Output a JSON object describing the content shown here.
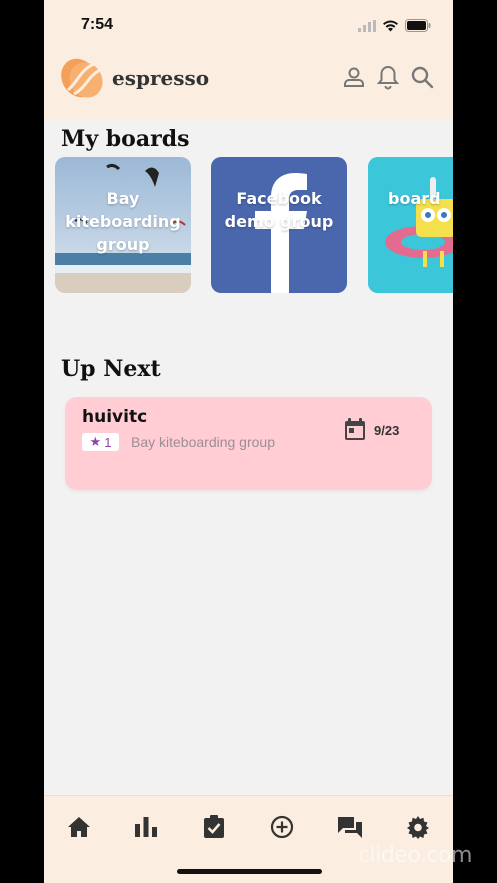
{
  "status_bar": {
    "time": "7:54"
  },
  "app": {
    "name": "espresso",
    "brand_color": "#f4a05a"
  },
  "header_icons": [
    "profile-icon",
    "bell-icon",
    "search-icon"
  ],
  "my_boards": {
    "title": "My boards",
    "items": [
      {
        "label": "Bay kiteboarding group",
        "image": "beach-kites"
      },
      {
        "label": "Facebook demo group",
        "image": "facebook-logo"
      },
      {
        "label": "board",
        "image": "spongebob"
      }
    ]
  },
  "up_next": {
    "title": "Up Next",
    "tasks": [
      {
        "title": "huivitc",
        "badge_icon": "star-icon",
        "badge_count": "1",
        "board": "Bay kiteboarding group",
        "date": "9/23"
      }
    ]
  },
  "bottom_nav": [
    "home-icon",
    "chart-icon",
    "task-check-icon",
    "add-circle-icon",
    "chat-icon",
    "settings-icon"
  ],
  "watermark": "clideo.com",
  "colors": {
    "task_card": "#ffcdd3",
    "header_bg": "#fbeee0",
    "facebook": "#4a67ad"
  }
}
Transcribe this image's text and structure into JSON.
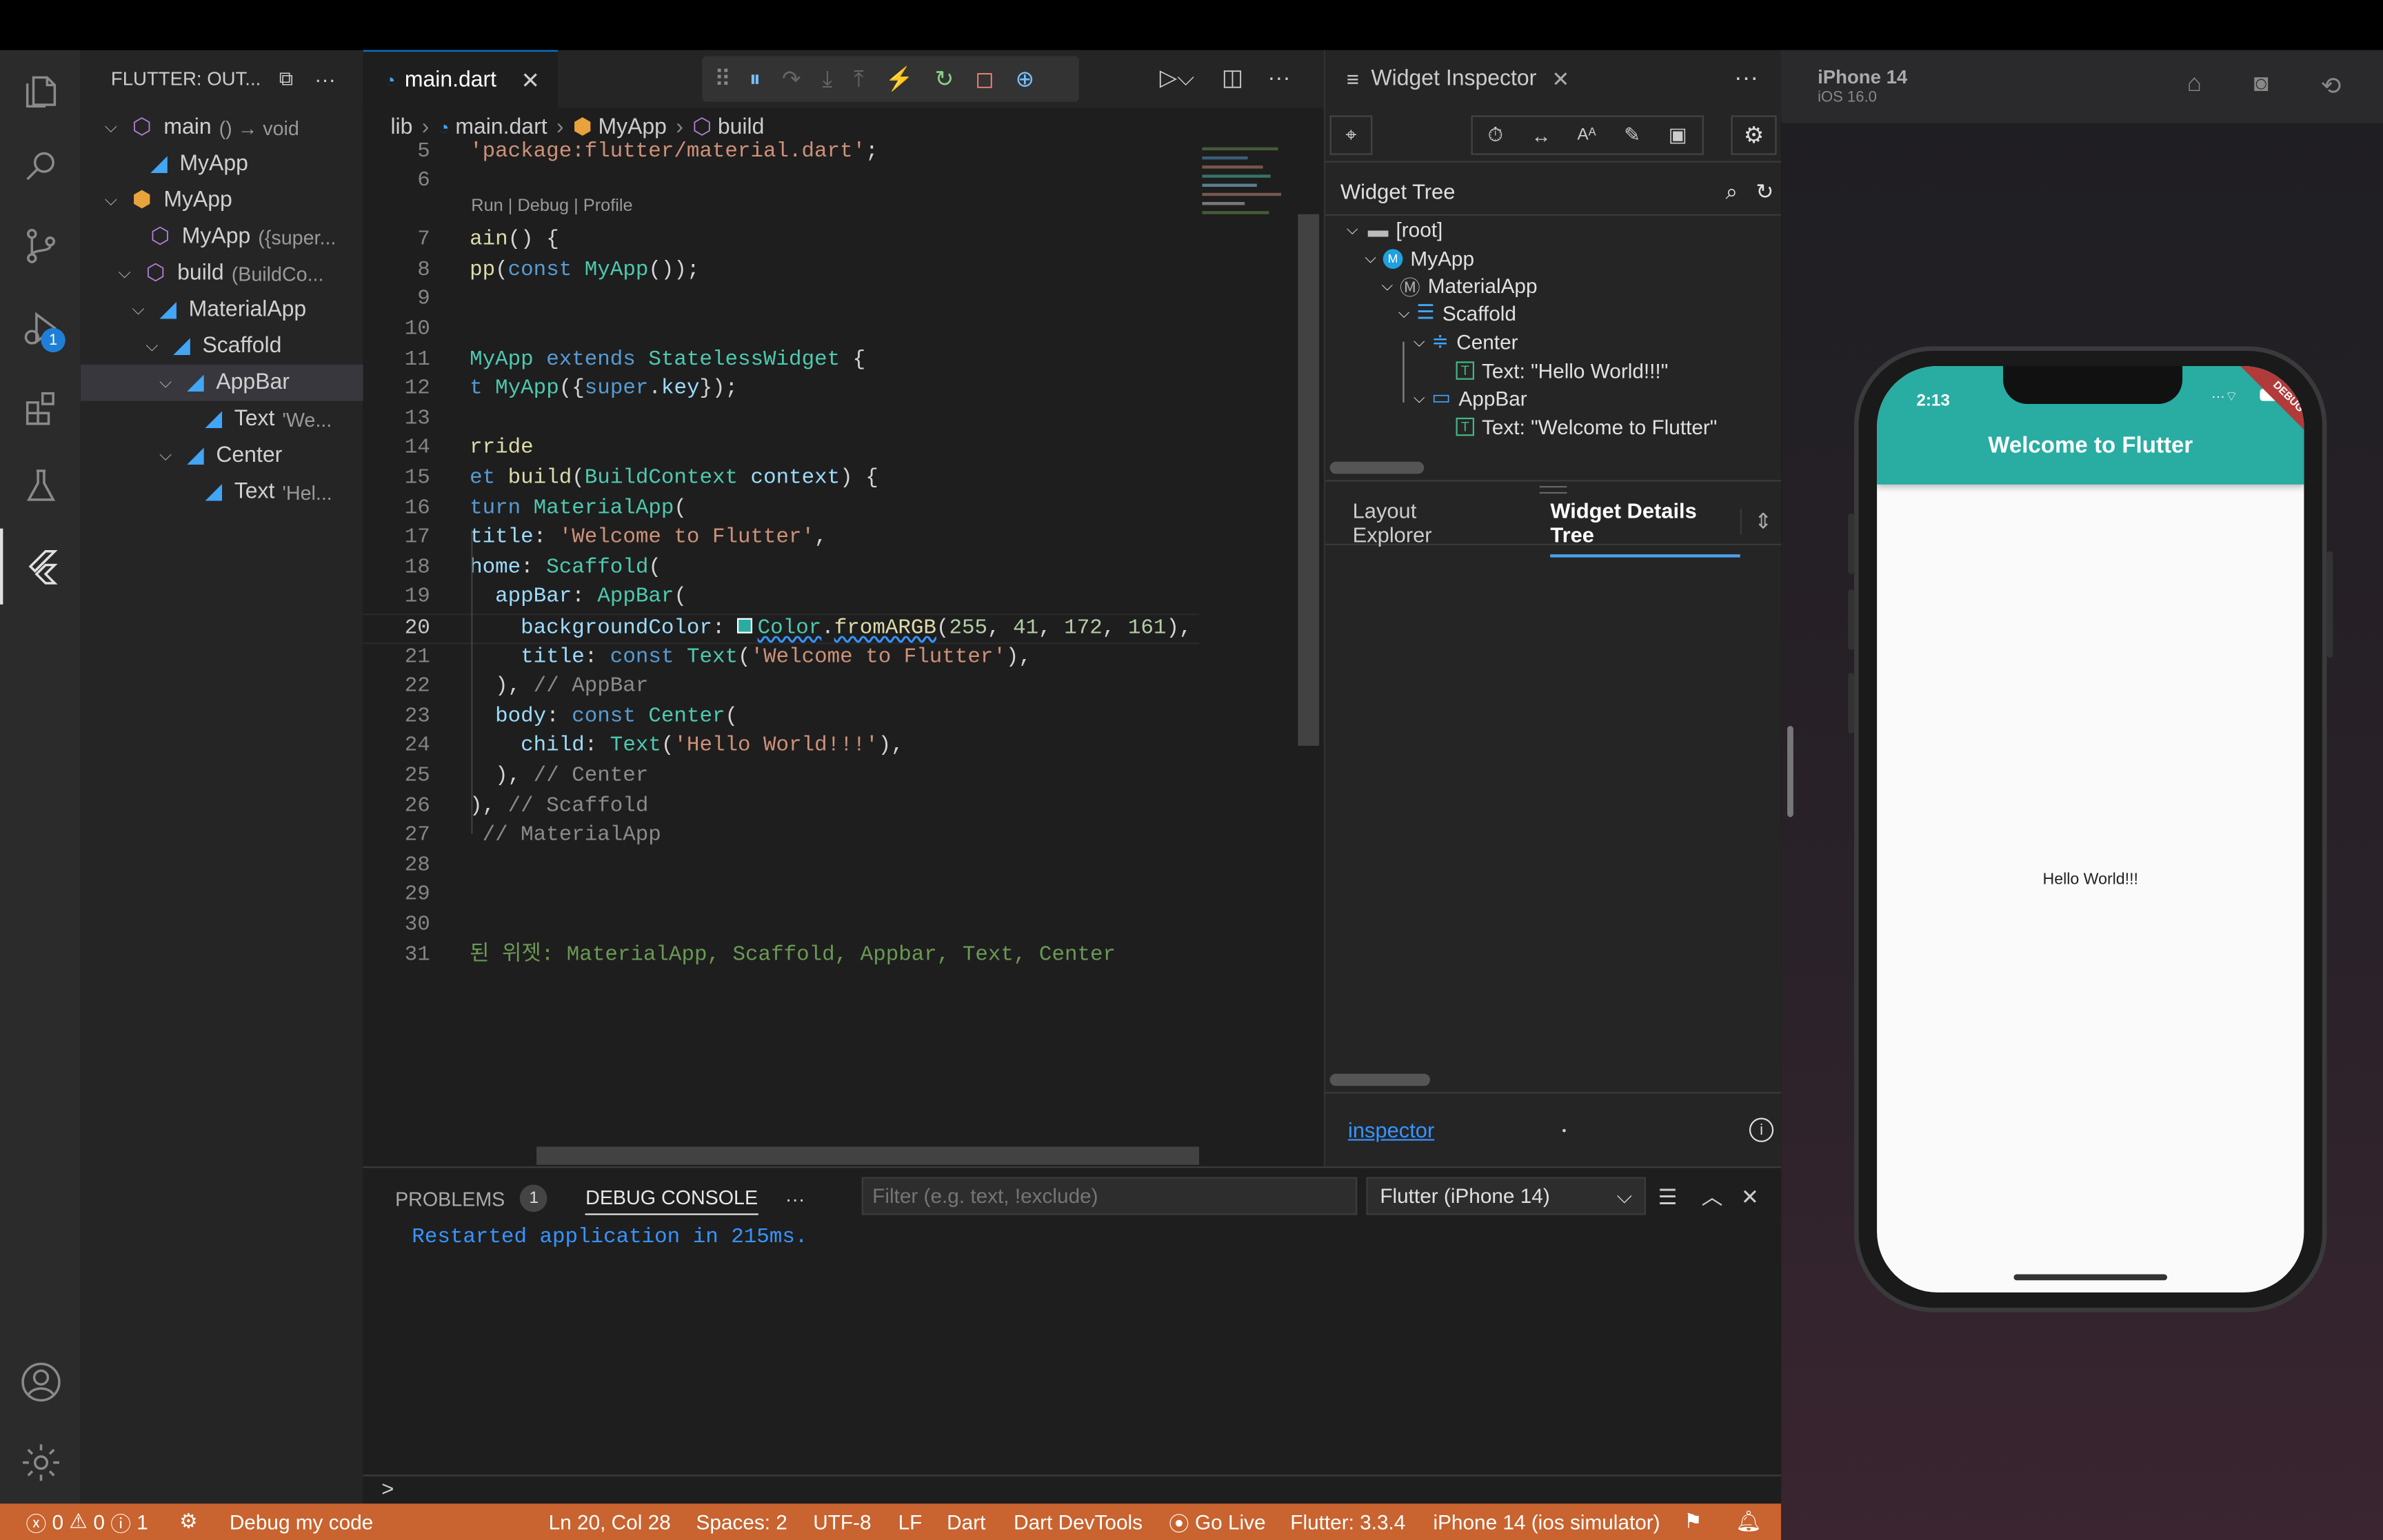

********************

→ **Exercise objective**
Pull out all lines containing "kiteboarding".

→ **Solution**
        "label": "Bay kiteboarding group",
        "board": "Bay kiteboarding group",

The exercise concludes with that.